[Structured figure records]
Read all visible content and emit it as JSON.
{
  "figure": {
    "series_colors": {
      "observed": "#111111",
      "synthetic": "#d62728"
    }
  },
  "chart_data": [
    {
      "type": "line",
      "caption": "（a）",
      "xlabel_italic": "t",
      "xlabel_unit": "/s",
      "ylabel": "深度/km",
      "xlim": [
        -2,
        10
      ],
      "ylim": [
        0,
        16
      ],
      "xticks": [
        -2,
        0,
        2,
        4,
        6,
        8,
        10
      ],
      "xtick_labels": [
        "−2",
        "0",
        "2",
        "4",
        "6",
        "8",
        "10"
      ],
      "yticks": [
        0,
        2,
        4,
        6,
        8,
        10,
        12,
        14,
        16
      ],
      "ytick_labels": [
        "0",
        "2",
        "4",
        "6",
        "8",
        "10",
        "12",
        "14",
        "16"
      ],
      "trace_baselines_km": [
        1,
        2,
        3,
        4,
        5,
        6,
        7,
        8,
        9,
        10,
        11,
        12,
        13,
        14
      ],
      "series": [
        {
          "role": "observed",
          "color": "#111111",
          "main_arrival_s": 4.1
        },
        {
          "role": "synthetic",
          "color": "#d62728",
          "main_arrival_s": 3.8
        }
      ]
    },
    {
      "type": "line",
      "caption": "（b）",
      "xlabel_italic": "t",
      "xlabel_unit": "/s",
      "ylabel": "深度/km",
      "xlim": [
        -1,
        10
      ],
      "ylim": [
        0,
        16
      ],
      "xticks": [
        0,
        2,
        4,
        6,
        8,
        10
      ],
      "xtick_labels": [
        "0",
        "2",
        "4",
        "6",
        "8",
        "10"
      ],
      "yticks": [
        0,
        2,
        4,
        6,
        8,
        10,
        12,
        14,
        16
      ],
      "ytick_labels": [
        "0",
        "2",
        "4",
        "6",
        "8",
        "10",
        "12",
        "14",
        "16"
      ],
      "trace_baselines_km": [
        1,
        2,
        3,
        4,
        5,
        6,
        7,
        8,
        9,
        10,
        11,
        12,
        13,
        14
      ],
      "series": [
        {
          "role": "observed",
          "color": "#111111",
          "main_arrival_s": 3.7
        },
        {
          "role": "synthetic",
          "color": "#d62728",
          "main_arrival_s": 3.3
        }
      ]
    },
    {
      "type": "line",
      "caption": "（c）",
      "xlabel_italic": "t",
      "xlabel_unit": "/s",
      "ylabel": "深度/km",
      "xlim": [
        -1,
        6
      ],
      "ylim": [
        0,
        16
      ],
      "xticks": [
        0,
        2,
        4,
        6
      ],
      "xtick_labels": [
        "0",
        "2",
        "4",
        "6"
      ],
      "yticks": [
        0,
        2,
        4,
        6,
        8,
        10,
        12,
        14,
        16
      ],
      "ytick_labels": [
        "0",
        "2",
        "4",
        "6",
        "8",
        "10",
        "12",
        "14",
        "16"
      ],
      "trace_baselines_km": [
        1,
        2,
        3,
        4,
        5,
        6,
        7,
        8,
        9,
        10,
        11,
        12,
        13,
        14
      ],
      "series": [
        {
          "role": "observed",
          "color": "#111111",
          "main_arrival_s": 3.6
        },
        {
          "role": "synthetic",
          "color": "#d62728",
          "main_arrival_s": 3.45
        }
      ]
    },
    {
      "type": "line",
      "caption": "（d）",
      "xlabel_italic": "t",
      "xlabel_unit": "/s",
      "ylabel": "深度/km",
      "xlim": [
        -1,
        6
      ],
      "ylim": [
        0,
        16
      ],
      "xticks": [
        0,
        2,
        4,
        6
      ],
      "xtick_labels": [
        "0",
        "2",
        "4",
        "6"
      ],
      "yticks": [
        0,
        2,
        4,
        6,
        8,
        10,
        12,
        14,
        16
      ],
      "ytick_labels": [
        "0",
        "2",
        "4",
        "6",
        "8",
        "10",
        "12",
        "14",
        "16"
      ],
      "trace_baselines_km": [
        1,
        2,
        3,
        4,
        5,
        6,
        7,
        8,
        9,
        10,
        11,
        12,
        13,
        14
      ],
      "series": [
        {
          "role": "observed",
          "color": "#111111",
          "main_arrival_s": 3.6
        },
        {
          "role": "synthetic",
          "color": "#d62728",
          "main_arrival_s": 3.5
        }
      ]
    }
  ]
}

- **INSTRUCTION**
Send back all of the entries exactly, with nothing missing.

- **SOLVED PROBLEM**
Read all visible content and emit it as JSON.
{
  "figure": {
    "series_colors": {
      "observed": "#111111",
      "synthetic": "#d62728"
    }
  },
  "chart_data": [
    {
      "type": "line",
      "caption": "（a）",
      "xlabel_italic": "t",
      "xlabel_unit": "/s",
      "ylabel": "深度/km",
      "xlim": [
        -2,
        10
      ],
      "ylim": [
        0,
        16
      ],
      "xticks": [
        -2,
        0,
        2,
        4,
        6,
        8,
        10
      ],
      "xtick_labels": [
        "−2",
        "0",
        "2",
        "4",
        "6",
        "8",
        "10"
      ],
      "yticks": [
        0,
        2,
        4,
        6,
        8,
        10,
        12,
        14,
        16
      ],
      "ytick_labels": [
        "0",
        "2",
        "4",
        "6",
        "8",
        "10",
        "12",
        "14",
        "16"
      ],
      "trace_baselines_km": [
        1,
        2,
        3,
        4,
        5,
        6,
        7,
        8,
        9,
        10,
        11,
        12,
        13,
        14
      ],
      "series": [
        {
          "role": "observed",
          "color": "#111111",
          "main_arrival_s": 4.1
        },
        {
          "role": "synthetic",
          "color": "#d62728",
          "main_arrival_s": 3.8
        }
      ]
    },
    {
      "type": "line",
      "caption": "（b）",
      "xlabel_italic": "t",
      "xlabel_unit": "/s",
      "ylabel": "深度/km",
      "xlim": [
        -1,
        10
      ],
      "ylim": [
        0,
        16
      ],
      "xticks": [
        0,
        2,
        4,
        6,
        8,
        10
      ],
      "xtick_labels": [
        "0",
        "2",
        "4",
        "6",
        "8",
        "10"
      ],
      "yticks": [
        0,
        2,
        4,
        6,
        8,
        10,
        12,
        14,
        16
      ],
      "ytick_labels": [
        "0",
        "2",
        "4",
        "6",
        "8",
        "10",
        "12",
        "14",
        "16"
      ],
      "trace_baselines_km": [
        1,
        2,
        3,
        4,
        5,
        6,
        7,
        8,
        9,
        10,
        11,
        12,
        13,
        14
      ],
      "series": [
        {
          "role": "observed",
          "color": "#111111",
          "main_arrival_s": 3.7
        },
        {
          "role": "synthetic",
          "color": "#d62728",
          "main_arrival_s": 3.3
        }
      ]
    },
    {
      "type": "line",
      "caption": "（c）",
      "xlabel_italic": "t",
      "xlabel_unit": "/s",
      "ylabel": "深度/km",
      "xlim": [
        -1,
        6
      ],
      "ylim": [
        0,
        16
      ],
      "xticks": [
        0,
        2,
        4,
        6
      ],
      "xtick_labels": [
        "0",
        "2",
        "4",
        "6"
      ],
      "yticks": [
        0,
        2,
        4,
        6,
        8,
        10,
        12,
        14,
        16
      ],
      "ytick_labels": [
        "0",
        "2",
        "4",
        "6",
        "8",
        "10",
        "12",
        "14",
        "16"
      ],
      "trace_baselines_km": [
        1,
        2,
        3,
        4,
        5,
        6,
        7,
        8,
        9,
        10,
        11,
        12,
        13,
        14
      ],
      "series": [
        {
          "role": "observed",
          "color": "#111111",
          "main_arrival_s": 3.6
        },
        {
          "role": "synthetic",
          "color": "#d62728",
          "main_arrival_s": 3.45
        }
      ]
    },
    {
      "type": "line",
      "caption": "（d）",
      "xlabel_italic": "t",
      "xlabel_unit": "/s",
      "ylabel": "深度/km",
      "xlim": [
        -1,
        6
      ],
      "ylim": [
        0,
        16
      ],
      "xticks": [
        0,
        2,
        4,
        6
      ],
      "xtick_labels": [
        "0",
        "2",
        "4",
        "6"
      ],
      "yticks": [
        0,
        2,
        4,
        6,
        8,
        10,
        12,
        14,
        16
      ],
      "ytick_labels": [
        "0",
        "2",
        "4",
        "6",
        "8",
        "10",
        "12",
        "14",
        "16"
      ],
      "trace_baselines_km": [
        1,
        2,
        3,
        4,
        5,
        6,
        7,
        8,
        9,
        10,
        11,
        12,
        13,
        14
      ],
      "series": [
        {
          "role": "observed",
          "color": "#111111",
          "main_arrival_s": 3.6
        },
        {
          "role": "synthetic",
          "color": "#d62728",
          "main_arrival_s": 3.5
        }
      ]
    }
  ]
}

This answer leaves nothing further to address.